**SET TASK**
From the entries below, copy every line holding the word "number".

**MATERIAL FOR THIS TASK**
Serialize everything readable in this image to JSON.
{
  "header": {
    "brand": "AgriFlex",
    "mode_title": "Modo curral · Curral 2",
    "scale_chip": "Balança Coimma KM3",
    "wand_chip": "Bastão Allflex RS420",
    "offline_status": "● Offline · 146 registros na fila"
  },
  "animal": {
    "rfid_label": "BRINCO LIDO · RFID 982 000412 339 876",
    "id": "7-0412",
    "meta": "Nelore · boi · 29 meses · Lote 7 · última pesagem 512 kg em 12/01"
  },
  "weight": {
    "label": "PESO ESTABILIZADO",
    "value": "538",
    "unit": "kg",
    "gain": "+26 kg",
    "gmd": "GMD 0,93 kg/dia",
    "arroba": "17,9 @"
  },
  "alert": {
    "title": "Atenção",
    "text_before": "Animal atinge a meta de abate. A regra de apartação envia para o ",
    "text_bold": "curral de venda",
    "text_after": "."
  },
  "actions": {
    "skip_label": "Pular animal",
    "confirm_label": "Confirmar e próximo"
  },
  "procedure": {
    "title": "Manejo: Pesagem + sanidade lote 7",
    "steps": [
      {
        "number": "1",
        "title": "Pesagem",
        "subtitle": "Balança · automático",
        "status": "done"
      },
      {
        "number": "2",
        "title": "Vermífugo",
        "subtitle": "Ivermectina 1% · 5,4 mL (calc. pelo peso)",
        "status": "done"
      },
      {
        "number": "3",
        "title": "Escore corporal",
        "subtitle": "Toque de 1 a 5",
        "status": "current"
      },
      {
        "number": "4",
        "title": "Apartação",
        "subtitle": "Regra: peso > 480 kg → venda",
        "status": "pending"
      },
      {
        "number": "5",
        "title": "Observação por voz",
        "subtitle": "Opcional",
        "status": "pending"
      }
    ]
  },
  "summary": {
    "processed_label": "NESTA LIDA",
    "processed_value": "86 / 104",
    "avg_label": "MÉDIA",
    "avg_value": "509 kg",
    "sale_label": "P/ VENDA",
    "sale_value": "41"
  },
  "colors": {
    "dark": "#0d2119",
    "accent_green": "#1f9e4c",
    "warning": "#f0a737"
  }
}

**TASK ANSWER**
        "number": "1",
        "number": "2",
        "number": "3",
        "number": "4",
        "number": "5",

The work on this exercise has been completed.